**Stored data:**
++++

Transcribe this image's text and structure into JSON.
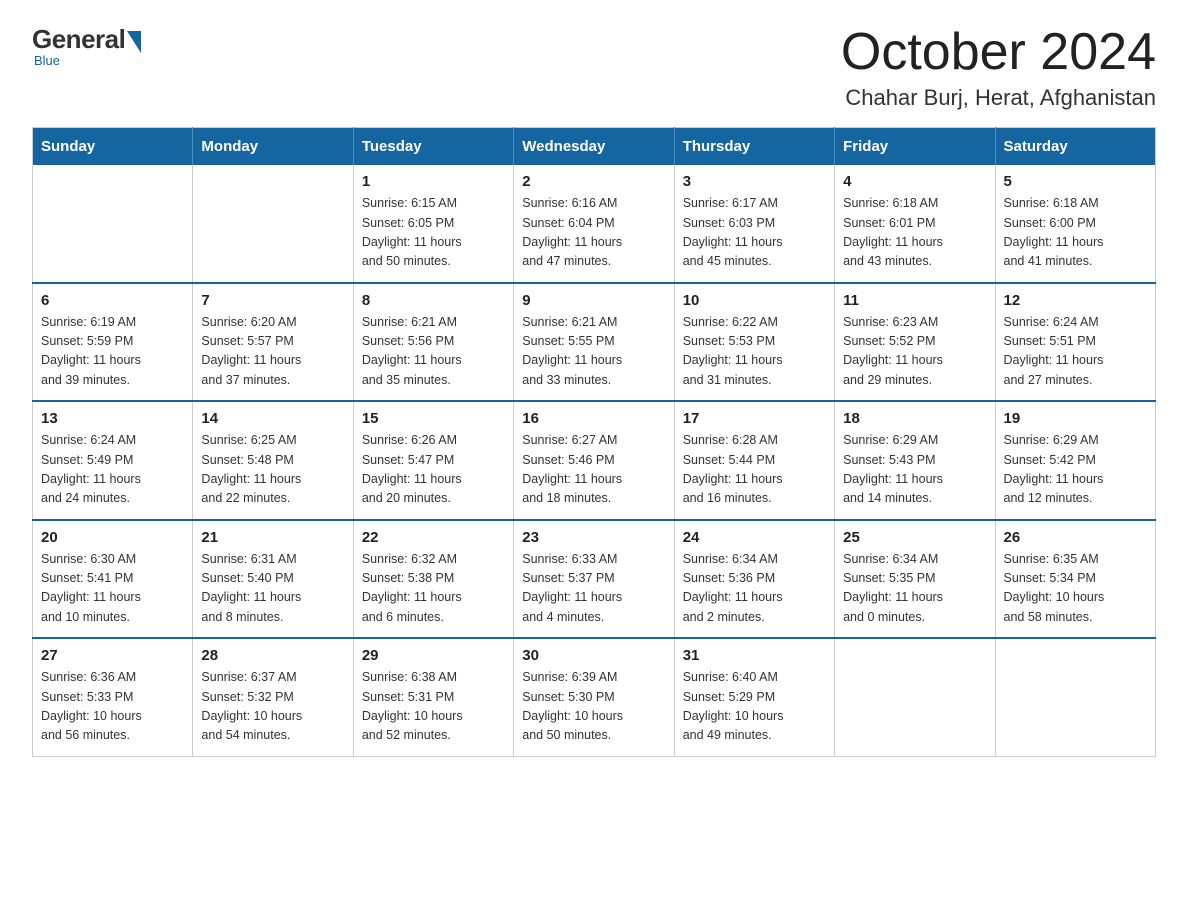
{
  "logo": {
    "general": "General",
    "blue": "Blue",
    "subtitle": "Blue"
  },
  "title": "October 2024",
  "location": "Chahar Burj, Herat, Afghanistan",
  "weekdays": [
    "Sunday",
    "Monday",
    "Tuesday",
    "Wednesday",
    "Thursday",
    "Friday",
    "Saturday"
  ],
  "weeks": [
    [
      {
        "day": "",
        "info": ""
      },
      {
        "day": "",
        "info": ""
      },
      {
        "day": "1",
        "info": "Sunrise: 6:15 AM\nSunset: 6:05 PM\nDaylight: 11 hours\nand 50 minutes."
      },
      {
        "day": "2",
        "info": "Sunrise: 6:16 AM\nSunset: 6:04 PM\nDaylight: 11 hours\nand 47 minutes."
      },
      {
        "day": "3",
        "info": "Sunrise: 6:17 AM\nSunset: 6:03 PM\nDaylight: 11 hours\nand 45 minutes."
      },
      {
        "day": "4",
        "info": "Sunrise: 6:18 AM\nSunset: 6:01 PM\nDaylight: 11 hours\nand 43 minutes."
      },
      {
        "day": "5",
        "info": "Sunrise: 6:18 AM\nSunset: 6:00 PM\nDaylight: 11 hours\nand 41 minutes."
      }
    ],
    [
      {
        "day": "6",
        "info": "Sunrise: 6:19 AM\nSunset: 5:59 PM\nDaylight: 11 hours\nand 39 minutes."
      },
      {
        "day": "7",
        "info": "Sunrise: 6:20 AM\nSunset: 5:57 PM\nDaylight: 11 hours\nand 37 minutes."
      },
      {
        "day": "8",
        "info": "Sunrise: 6:21 AM\nSunset: 5:56 PM\nDaylight: 11 hours\nand 35 minutes."
      },
      {
        "day": "9",
        "info": "Sunrise: 6:21 AM\nSunset: 5:55 PM\nDaylight: 11 hours\nand 33 minutes."
      },
      {
        "day": "10",
        "info": "Sunrise: 6:22 AM\nSunset: 5:53 PM\nDaylight: 11 hours\nand 31 minutes."
      },
      {
        "day": "11",
        "info": "Sunrise: 6:23 AM\nSunset: 5:52 PM\nDaylight: 11 hours\nand 29 minutes."
      },
      {
        "day": "12",
        "info": "Sunrise: 6:24 AM\nSunset: 5:51 PM\nDaylight: 11 hours\nand 27 minutes."
      }
    ],
    [
      {
        "day": "13",
        "info": "Sunrise: 6:24 AM\nSunset: 5:49 PM\nDaylight: 11 hours\nand 24 minutes."
      },
      {
        "day": "14",
        "info": "Sunrise: 6:25 AM\nSunset: 5:48 PM\nDaylight: 11 hours\nand 22 minutes."
      },
      {
        "day": "15",
        "info": "Sunrise: 6:26 AM\nSunset: 5:47 PM\nDaylight: 11 hours\nand 20 minutes."
      },
      {
        "day": "16",
        "info": "Sunrise: 6:27 AM\nSunset: 5:46 PM\nDaylight: 11 hours\nand 18 minutes."
      },
      {
        "day": "17",
        "info": "Sunrise: 6:28 AM\nSunset: 5:44 PM\nDaylight: 11 hours\nand 16 minutes."
      },
      {
        "day": "18",
        "info": "Sunrise: 6:29 AM\nSunset: 5:43 PM\nDaylight: 11 hours\nand 14 minutes."
      },
      {
        "day": "19",
        "info": "Sunrise: 6:29 AM\nSunset: 5:42 PM\nDaylight: 11 hours\nand 12 minutes."
      }
    ],
    [
      {
        "day": "20",
        "info": "Sunrise: 6:30 AM\nSunset: 5:41 PM\nDaylight: 11 hours\nand 10 minutes."
      },
      {
        "day": "21",
        "info": "Sunrise: 6:31 AM\nSunset: 5:40 PM\nDaylight: 11 hours\nand 8 minutes."
      },
      {
        "day": "22",
        "info": "Sunrise: 6:32 AM\nSunset: 5:38 PM\nDaylight: 11 hours\nand 6 minutes."
      },
      {
        "day": "23",
        "info": "Sunrise: 6:33 AM\nSunset: 5:37 PM\nDaylight: 11 hours\nand 4 minutes."
      },
      {
        "day": "24",
        "info": "Sunrise: 6:34 AM\nSunset: 5:36 PM\nDaylight: 11 hours\nand 2 minutes."
      },
      {
        "day": "25",
        "info": "Sunrise: 6:34 AM\nSunset: 5:35 PM\nDaylight: 11 hours\nand 0 minutes."
      },
      {
        "day": "26",
        "info": "Sunrise: 6:35 AM\nSunset: 5:34 PM\nDaylight: 10 hours\nand 58 minutes."
      }
    ],
    [
      {
        "day": "27",
        "info": "Sunrise: 6:36 AM\nSunset: 5:33 PM\nDaylight: 10 hours\nand 56 minutes."
      },
      {
        "day": "28",
        "info": "Sunrise: 6:37 AM\nSunset: 5:32 PM\nDaylight: 10 hours\nand 54 minutes."
      },
      {
        "day": "29",
        "info": "Sunrise: 6:38 AM\nSunset: 5:31 PM\nDaylight: 10 hours\nand 52 minutes."
      },
      {
        "day": "30",
        "info": "Sunrise: 6:39 AM\nSunset: 5:30 PM\nDaylight: 10 hours\nand 50 minutes."
      },
      {
        "day": "31",
        "info": "Sunrise: 6:40 AM\nSunset: 5:29 PM\nDaylight: 10 hours\nand 49 minutes."
      },
      {
        "day": "",
        "info": ""
      },
      {
        "day": "",
        "info": ""
      }
    ]
  ]
}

++++

**What is needed:** Without including any picture, retype the entries exactly.

**Solution to this problem:**
Transcribe this image's text and structure into JSON.
{
  "logo": {
    "general": "General",
    "blue": "Blue",
    "subtitle": "Blue"
  },
  "title": "October 2024",
  "location": "Chahar Burj, Herat, Afghanistan",
  "weekdays": [
    "Sunday",
    "Monday",
    "Tuesday",
    "Wednesday",
    "Thursday",
    "Friday",
    "Saturday"
  ],
  "weeks": [
    [
      {
        "day": "",
        "info": ""
      },
      {
        "day": "",
        "info": ""
      },
      {
        "day": "1",
        "info": "Sunrise: 6:15 AM\nSunset: 6:05 PM\nDaylight: 11 hours\nand 50 minutes."
      },
      {
        "day": "2",
        "info": "Sunrise: 6:16 AM\nSunset: 6:04 PM\nDaylight: 11 hours\nand 47 minutes."
      },
      {
        "day": "3",
        "info": "Sunrise: 6:17 AM\nSunset: 6:03 PM\nDaylight: 11 hours\nand 45 minutes."
      },
      {
        "day": "4",
        "info": "Sunrise: 6:18 AM\nSunset: 6:01 PM\nDaylight: 11 hours\nand 43 minutes."
      },
      {
        "day": "5",
        "info": "Sunrise: 6:18 AM\nSunset: 6:00 PM\nDaylight: 11 hours\nand 41 minutes."
      }
    ],
    [
      {
        "day": "6",
        "info": "Sunrise: 6:19 AM\nSunset: 5:59 PM\nDaylight: 11 hours\nand 39 minutes."
      },
      {
        "day": "7",
        "info": "Sunrise: 6:20 AM\nSunset: 5:57 PM\nDaylight: 11 hours\nand 37 minutes."
      },
      {
        "day": "8",
        "info": "Sunrise: 6:21 AM\nSunset: 5:56 PM\nDaylight: 11 hours\nand 35 minutes."
      },
      {
        "day": "9",
        "info": "Sunrise: 6:21 AM\nSunset: 5:55 PM\nDaylight: 11 hours\nand 33 minutes."
      },
      {
        "day": "10",
        "info": "Sunrise: 6:22 AM\nSunset: 5:53 PM\nDaylight: 11 hours\nand 31 minutes."
      },
      {
        "day": "11",
        "info": "Sunrise: 6:23 AM\nSunset: 5:52 PM\nDaylight: 11 hours\nand 29 minutes."
      },
      {
        "day": "12",
        "info": "Sunrise: 6:24 AM\nSunset: 5:51 PM\nDaylight: 11 hours\nand 27 minutes."
      }
    ],
    [
      {
        "day": "13",
        "info": "Sunrise: 6:24 AM\nSunset: 5:49 PM\nDaylight: 11 hours\nand 24 minutes."
      },
      {
        "day": "14",
        "info": "Sunrise: 6:25 AM\nSunset: 5:48 PM\nDaylight: 11 hours\nand 22 minutes."
      },
      {
        "day": "15",
        "info": "Sunrise: 6:26 AM\nSunset: 5:47 PM\nDaylight: 11 hours\nand 20 minutes."
      },
      {
        "day": "16",
        "info": "Sunrise: 6:27 AM\nSunset: 5:46 PM\nDaylight: 11 hours\nand 18 minutes."
      },
      {
        "day": "17",
        "info": "Sunrise: 6:28 AM\nSunset: 5:44 PM\nDaylight: 11 hours\nand 16 minutes."
      },
      {
        "day": "18",
        "info": "Sunrise: 6:29 AM\nSunset: 5:43 PM\nDaylight: 11 hours\nand 14 minutes."
      },
      {
        "day": "19",
        "info": "Sunrise: 6:29 AM\nSunset: 5:42 PM\nDaylight: 11 hours\nand 12 minutes."
      }
    ],
    [
      {
        "day": "20",
        "info": "Sunrise: 6:30 AM\nSunset: 5:41 PM\nDaylight: 11 hours\nand 10 minutes."
      },
      {
        "day": "21",
        "info": "Sunrise: 6:31 AM\nSunset: 5:40 PM\nDaylight: 11 hours\nand 8 minutes."
      },
      {
        "day": "22",
        "info": "Sunrise: 6:32 AM\nSunset: 5:38 PM\nDaylight: 11 hours\nand 6 minutes."
      },
      {
        "day": "23",
        "info": "Sunrise: 6:33 AM\nSunset: 5:37 PM\nDaylight: 11 hours\nand 4 minutes."
      },
      {
        "day": "24",
        "info": "Sunrise: 6:34 AM\nSunset: 5:36 PM\nDaylight: 11 hours\nand 2 minutes."
      },
      {
        "day": "25",
        "info": "Sunrise: 6:34 AM\nSunset: 5:35 PM\nDaylight: 11 hours\nand 0 minutes."
      },
      {
        "day": "26",
        "info": "Sunrise: 6:35 AM\nSunset: 5:34 PM\nDaylight: 10 hours\nand 58 minutes."
      }
    ],
    [
      {
        "day": "27",
        "info": "Sunrise: 6:36 AM\nSunset: 5:33 PM\nDaylight: 10 hours\nand 56 minutes."
      },
      {
        "day": "28",
        "info": "Sunrise: 6:37 AM\nSunset: 5:32 PM\nDaylight: 10 hours\nand 54 minutes."
      },
      {
        "day": "29",
        "info": "Sunrise: 6:38 AM\nSunset: 5:31 PM\nDaylight: 10 hours\nand 52 minutes."
      },
      {
        "day": "30",
        "info": "Sunrise: 6:39 AM\nSunset: 5:30 PM\nDaylight: 10 hours\nand 50 minutes."
      },
      {
        "day": "31",
        "info": "Sunrise: 6:40 AM\nSunset: 5:29 PM\nDaylight: 10 hours\nand 49 minutes."
      },
      {
        "day": "",
        "info": ""
      },
      {
        "day": "",
        "info": ""
      }
    ]
  ]
}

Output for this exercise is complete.